PROVIDED ENTRIES:
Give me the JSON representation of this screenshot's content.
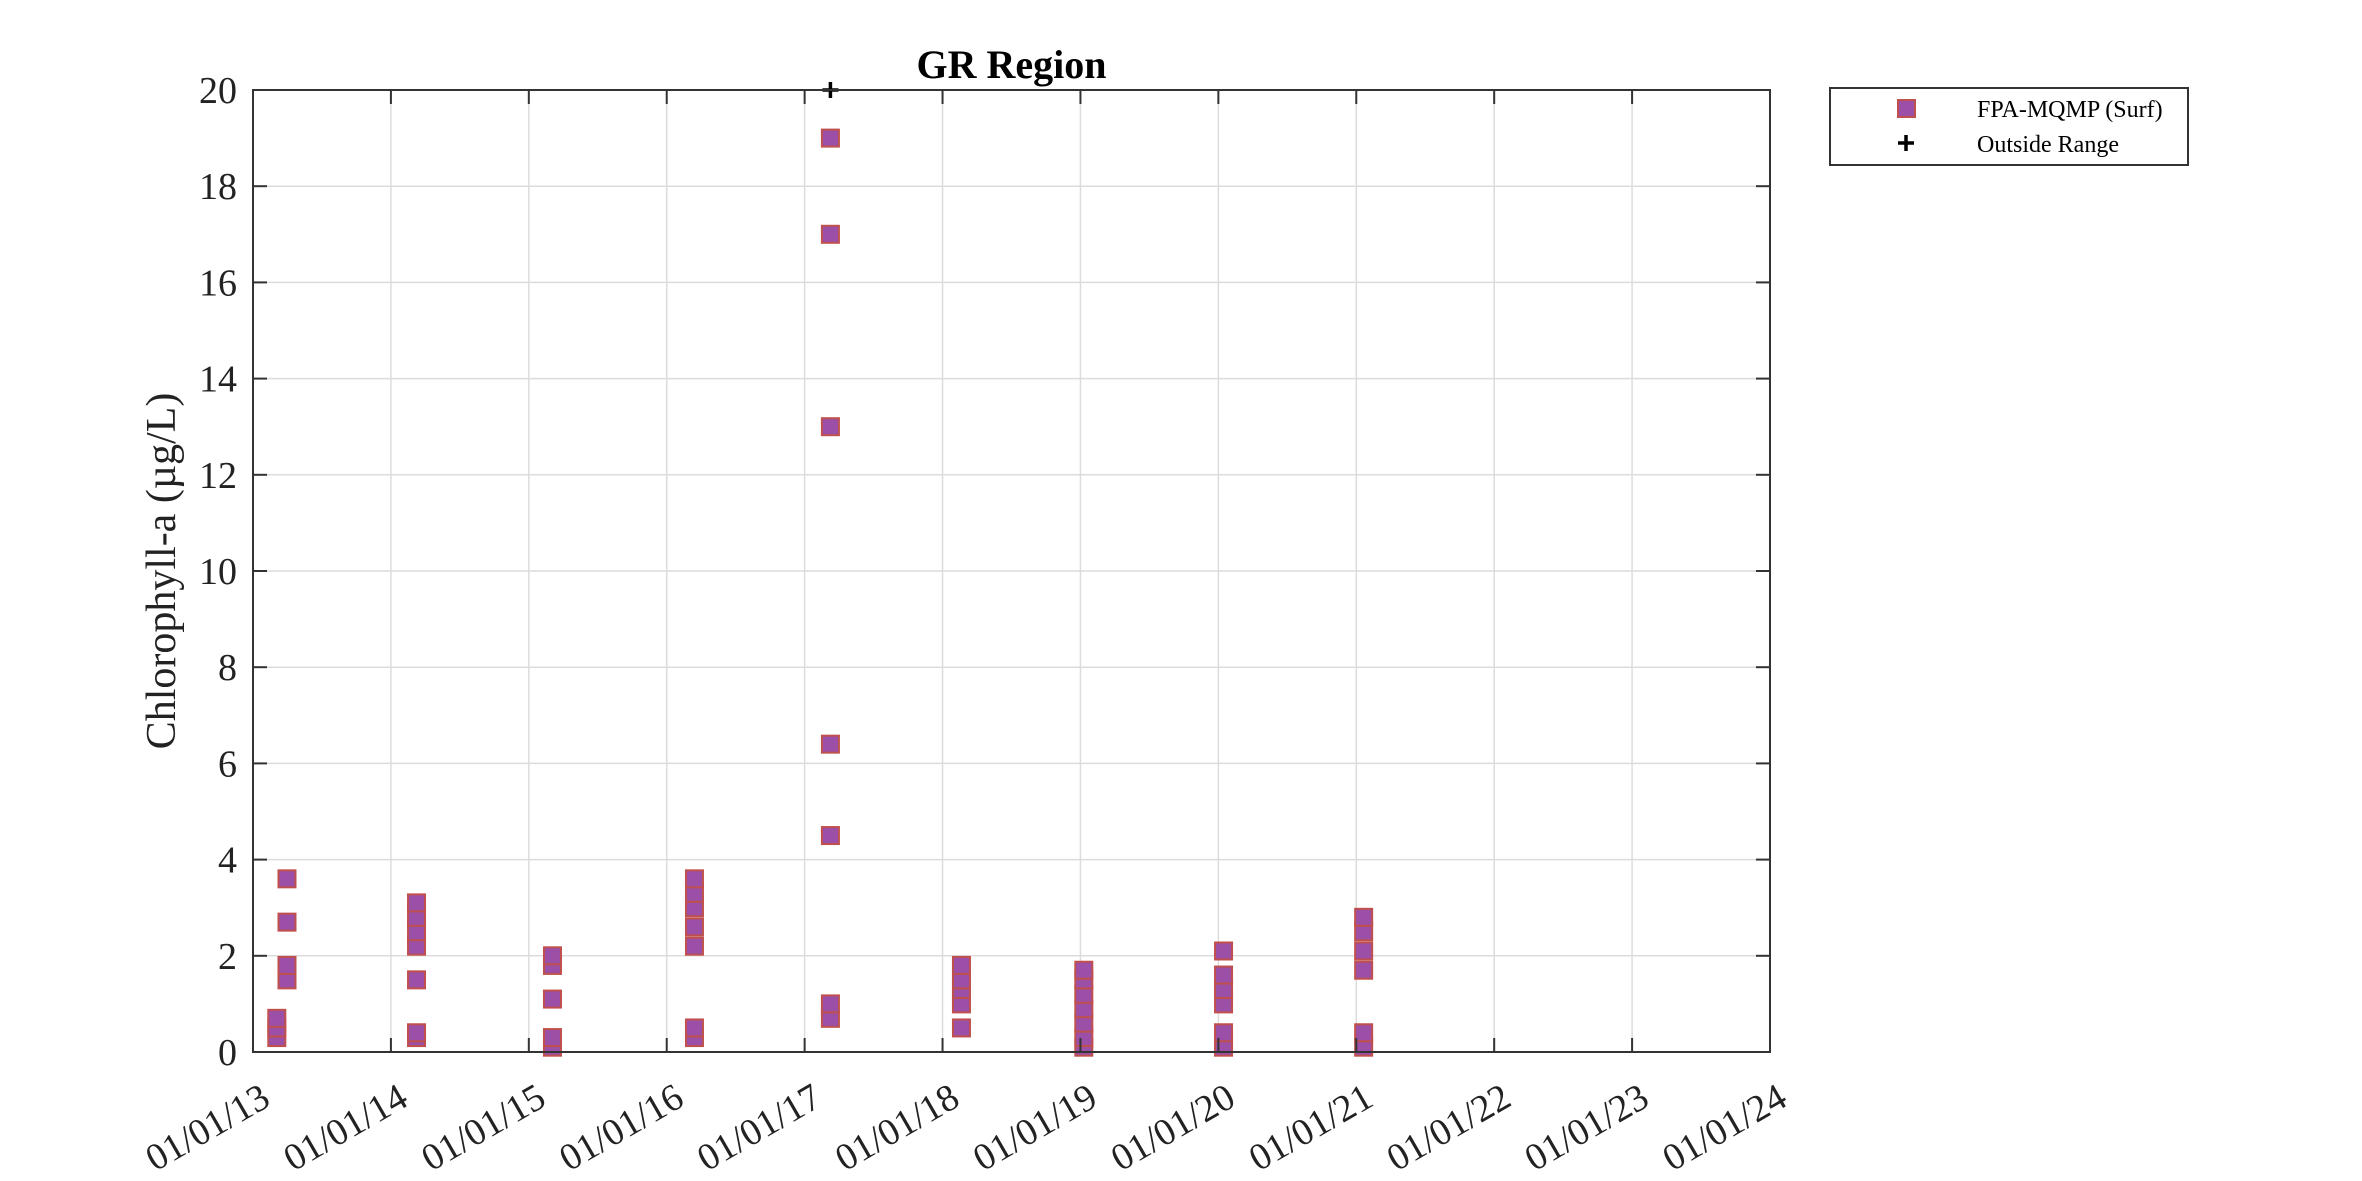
{
  "chart_data": {
    "type": "scatter",
    "title": "GR Region",
    "xlabel": "",
    "ylabel": "Chlorophyll-a (µg/L)",
    "x_tick_labels": [
      "01/01/13",
      "01/01/14",
      "01/01/15",
      "01/01/16",
      "01/01/17",
      "01/01/18",
      "01/01/19",
      "01/01/20",
      "01/01/21",
      "01/01/22",
      "01/01/23",
      "01/01/24"
    ],
    "y_tick_labels": [
      "0",
      "2",
      "4",
      "6",
      "8",
      "10",
      "12",
      "14",
      "16",
      "18",
      "20"
    ],
    "xlim": [
      "2013-01-01",
      "2024-01-01"
    ],
    "ylim": [
      0,
      20
    ],
    "grid": true,
    "legend_position": "outside-top-right",
    "series": [
      {
        "name": "FPA-MQMP (Surf)",
        "marker": "square",
        "color": "#9b4fa6",
        "edge_color": "#c0504d",
        "points": [
          {
            "x": "2013-03-05",
            "y": 0.3
          },
          {
            "x": "2013-03-05",
            "y": 0.5
          },
          {
            "x": "2013-03-05",
            "y": 0.7
          },
          {
            "x": "2013-04-01",
            "y": 1.5
          },
          {
            "x": "2013-04-01",
            "y": 1.8
          },
          {
            "x": "2013-04-01",
            "y": 2.7
          },
          {
            "x": "2013-04-01",
            "y": 3.6
          },
          {
            "x": "2014-03-10",
            "y": 0.3
          },
          {
            "x": "2014-03-10",
            "y": 0.4
          },
          {
            "x": "2014-03-10",
            "y": 1.5
          },
          {
            "x": "2014-03-10",
            "y": 2.2
          },
          {
            "x": "2014-03-10",
            "y": 2.5
          },
          {
            "x": "2014-03-10",
            "y": 2.8
          },
          {
            "x": "2014-03-10",
            "y": 3.1
          },
          {
            "x": "2015-03-05",
            "y": 0.1
          },
          {
            "x": "2015-03-05",
            "y": 0.3
          },
          {
            "x": "2015-03-05",
            "y": 1.1
          },
          {
            "x": "2015-03-05",
            "y": 1.8
          },
          {
            "x": "2015-03-05",
            "y": 2.0
          },
          {
            "x": "2016-03-15",
            "y": 0.3
          },
          {
            "x": "2016-03-15",
            "y": 0.5
          },
          {
            "x": "2016-03-15",
            "y": 2.2
          },
          {
            "x": "2016-03-15",
            "y": 2.6
          },
          {
            "x": "2016-03-15",
            "y": 3.0
          },
          {
            "x": "2016-03-15",
            "y": 3.3
          },
          {
            "x": "2016-03-15",
            "y": 3.6
          },
          {
            "x": "2017-03-10",
            "y": 0.7
          },
          {
            "x": "2017-03-10",
            "y": 1.0
          },
          {
            "x": "2017-03-10",
            "y": 4.5
          },
          {
            "x": "2017-03-10",
            "y": 6.4
          },
          {
            "x": "2017-03-10",
            "y": 13.0
          },
          {
            "x": "2017-03-10",
            "y": 17.0
          },
          {
            "x": "2017-03-10",
            "y": 19.0
          },
          {
            "x": "2018-02-20",
            "y": 0.5
          },
          {
            "x": "2018-02-20",
            "y": 1.0
          },
          {
            "x": "2018-02-20",
            "y": 1.3
          },
          {
            "x": "2018-02-20",
            "y": 1.5
          },
          {
            "x": "2018-02-20",
            "y": 1.8
          },
          {
            "x": "2019-01-10",
            "y": 0.1
          },
          {
            "x": "2019-01-10",
            "y": 0.3
          },
          {
            "x": "2019-01-10",
            "y": 0.6
          },
          {
            "x": "2019-01-10",
            "y": 0.9
          },
          {
            "x": "2019-01-10",
            "y": 1.2
          },
          {
            "x": "2019-01-10",
            "y": 1.5
          },
          {
            "x": "2019-01-10",
            "y": 1.7
          },
          {
            "x": "2020-01-15",
            "y": 0.1
          },
          {
            "x": "2020-01-15",
            "y": 0.4
          },
          {
            "x": "2020-01-15",
            "y": 1.0
          },
          {
            "x": "2020-01-15",
            "y": 1.3
          },
          {
            "x": "2020-01-15",
            "y": 1.6
          },
          {
            "x": "2020-01-15",
            "y": 2.1
          },
          {
            "x": "2021-01-20",
            "y": 0.1
          },
          {
            "x": "2021-01-20",
            "y": 0.4
          },
          {
            "x": "2021-01-20",
            "y": 1.7
          },
          {
            "x": "2021-01-20",
            "y": 2.1
          },
          {
            "x": "2021-01-20",
            "y": 2.5
          },
          {
            "x": "2021-01-20",
            "y": 2.8
          }
        ]
      },
      {
        "name": "Outside Range",
        "marker": "plus",
        "color": "#000000",
        "points": [
          {
            "x": "2017-03-10",
            "y": 20
          }
        ]
      }
    ]
  }
}
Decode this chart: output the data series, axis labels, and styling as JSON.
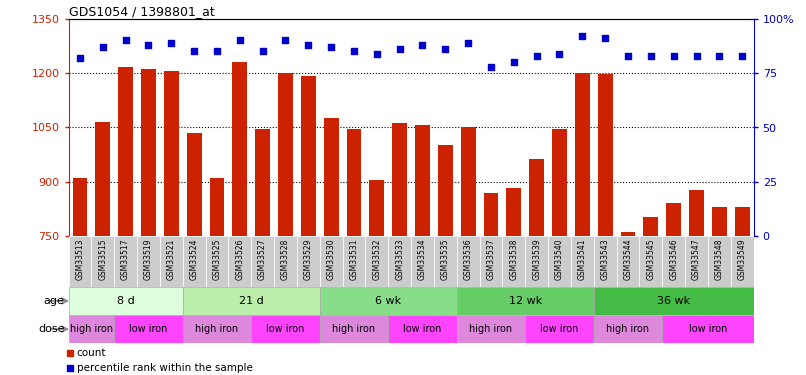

WHAT IS NEEDED: Retype each line of the listing above word for word. Exclude the pictures.

FULL OUTPUT:
Give me the JSON representation of this screenshot's content.
{
  "chart_data": {
    "type": "scatter",
    "title": "GR Region",
    "xlabel": "",
    "ylabel": "Chlorophyll-a (µg/L)",
    "x_tick_labels": [
      "01/01/13",
      "01/01/14",
      "01/01/15",
      "01/01/16",
      "01/01/17",
      "01/01/18",
      "01/01/19",
      "01/01/20",
      "01/01/21",
      "01/01/22",
      "01/01/23",
      "01/01/24"
    ],
    "y_tick_labels": [
      "0",
      "2",
      "4",
      "6",
      "8",
      "10",
      "12",
      "14",
      "16",
      "18",
      "20"
    ],
    "xlim": [
      "2013-01-01",
      "2024-01-01"
    ],
    "ylim": [
      0,
      20
    ],
    "grid": true,
    "legend_position": "outside-top-right",
    "series": [
      {
        "name": "FPA-MQMP (Surf)",
        "marker": "square",
        "color": "#9b4fa6",
        "edge_color": "#c0504d",
        "points": [
          {
            "x": "2013-03-05",
            "y": 0.3
          },
          {
            "x": "2013-03-05",
            "y": 0.5
          },
          {
            "x": "2013-03-05",
            "y": 0.7
          },
          {
            "x": "2013-04-01",
            "y": 1.5
          },
          {
            "x": "2013-04-01",
            "y": 1.8
          },
          {
            "x": "2013-04-01",
            "y": 2.7
          },
          {
            "x": "2013-04-01",
            "y": 3.6
          },
          {
            "x": "2014-03-10",
            "y": 0.3
          },
          {
            "x": "2014-03-10",
            "y": 0.4
          },
          {
            "x": "2014-03-10",
            "y": 1.5
          },
          {
            "x": "2014-03-10",
            "y": 2.2
          },
          {
            "x": "2014-03-10",
            "y": 2.5
          },
          {
            "x": "2014-03-10",
            "y": 2.8
          },
          {
            "x": "2014-03-10",
            "y": 3.1
          },
          {
            "x": "2015-03-05",
            "y": 0.1
          },
          {
            "x": "2015-03-05",
            "y": 0.3
          },
          {
            "x": "2015-03-05",
            "y": 1.1
          },
          {
            "x": "2015-03-05",
            "y": 1.8
          },
          {
            "x": "2015-03-05",
            "y": 2.0
          },
          {
            "x": "2016-03-15",
            "y": 0.3
          },
          {
            "x": "2016-03-15",
            "y": 0.5
          },
          {
            "x": "2016-03-15",
            "y": 2.2
          },
          {
            "x": "2016-03-15",
            "y": 2.6
          },
          {
            "x": "2016-03-15",
            "y": 3.0
          },
          {
            "x": "2016-03-15",
            "y": 3.3
          },
          {
            "x": "2016-03-15",
            "y": 3.6
          },
          {
            "x": "2017-03-10",
            "y": 0.7
          },
          {
            "x": "2017-03-10",
            "y": 1.0
          },
          {
            "x": "2017-03-10",
            "y": 4.5
          },
          {
            "x": "2017-03-10",
            "y": 6.4
          },
          {
            "x": "2017-03-10",
            "y": 13.0
          },
          {
            "x": "2017-03-10",
            "y": 17.0
          },
          {
            "x": "2017-03-10",
            "y": 19.0
          },
          {
            "x": "2018-02-20",
            "y": 0.5
          },
          {
            "x": "2018-02-20",
            "y": 1.0
          },
          {
            "x": "2018-02-20",
            "y": 1.3
          },
          {
            "x": "2018-02-20",
            "y": 1.5
          },
          {
            "x": "2018-02-20",
            "y": 1.8
          },
          {
            "x": "2019-01-10",
            "y": 0.1
          },
          {
            "x": "2019-01-10",
            "y": 0.3
          },
          {
            "x": "2019-01-10",
            "y": 0.6
          },
          {
            "x": "2019-01-10",
            "y": 0.9
          },
          {
            "x": "2019-01-10",
            "y": 1.2
          },
          {
            "x": "2019-01-10",
            "y": 1.5
          },
          {
            "x": "2019-01-10",
            "y": 1.7
          },
          {
            "x": "2020-01-15",
            "y": 0.1
          },
          {
            "x": "2020-01-15",
            "y": 0.4
          },
          {
            "x": "2020-01-15",
            "y": 1.0
          },
          {
            "x": "2020-01-15",
            "y": 1.3
          },
          {
            "x": "2020-01-15",
            "y": 1.6
          },
          {
            "x": "2020-01-15",
            "y": 2.1
          },
          {
            "x": "2021-01-20",
            "y": 0.1
          },
          {
            "x": "2021-01-20",
            "y": 0.4
          },
          {
            "x": "2021-01-20",
            "y": 1.7
          },
          {
            "x": "2021-01-20",
            "y": 2.1
          },
          {
            "x": "2021-01-20",
            "y": 2.5
          },
          {
            "x": "2021-01-20",
            "y": 2.8
          }
        ]
      },
      {
        "name": "Outside Range",
        "marker": "plus",
        "color": "#000000",
        "points": [
          {
            "x": "2017-03-10",
            "y": 20
          }
        ]
      }
    ]
  }
}
Decode this chart: output the data series, axis labels, and styling as JSON.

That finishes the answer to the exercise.